*WHAT YOU NEED TO DO*
Return each line that holds the word "name".

━━━━━ PROVIDED MATERIAL

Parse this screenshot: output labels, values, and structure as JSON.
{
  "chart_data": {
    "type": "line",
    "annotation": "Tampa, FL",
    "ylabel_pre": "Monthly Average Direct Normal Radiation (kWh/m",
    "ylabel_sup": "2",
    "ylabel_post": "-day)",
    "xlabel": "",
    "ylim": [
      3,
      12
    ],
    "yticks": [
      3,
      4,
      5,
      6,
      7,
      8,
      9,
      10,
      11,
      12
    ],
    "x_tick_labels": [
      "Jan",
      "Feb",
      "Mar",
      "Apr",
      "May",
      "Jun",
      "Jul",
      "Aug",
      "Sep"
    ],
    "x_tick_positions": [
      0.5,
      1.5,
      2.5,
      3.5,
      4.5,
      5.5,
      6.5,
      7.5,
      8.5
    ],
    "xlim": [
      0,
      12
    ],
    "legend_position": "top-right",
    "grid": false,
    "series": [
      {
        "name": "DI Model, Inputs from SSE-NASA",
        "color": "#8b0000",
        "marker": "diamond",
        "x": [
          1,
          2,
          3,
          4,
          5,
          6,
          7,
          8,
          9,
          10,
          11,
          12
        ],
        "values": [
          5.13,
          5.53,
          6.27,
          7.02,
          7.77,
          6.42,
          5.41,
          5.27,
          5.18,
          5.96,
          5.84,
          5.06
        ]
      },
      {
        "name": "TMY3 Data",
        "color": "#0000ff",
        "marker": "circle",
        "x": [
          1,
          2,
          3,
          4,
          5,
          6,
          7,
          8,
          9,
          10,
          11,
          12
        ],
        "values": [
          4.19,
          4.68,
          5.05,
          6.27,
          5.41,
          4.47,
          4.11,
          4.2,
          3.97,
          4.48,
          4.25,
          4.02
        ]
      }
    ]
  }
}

━━━━━━━━━━

*FINISHED EXERCISE*
        "name": "DI Model, Inputs from SSE-NASA",
        "name": "TMY3 Data",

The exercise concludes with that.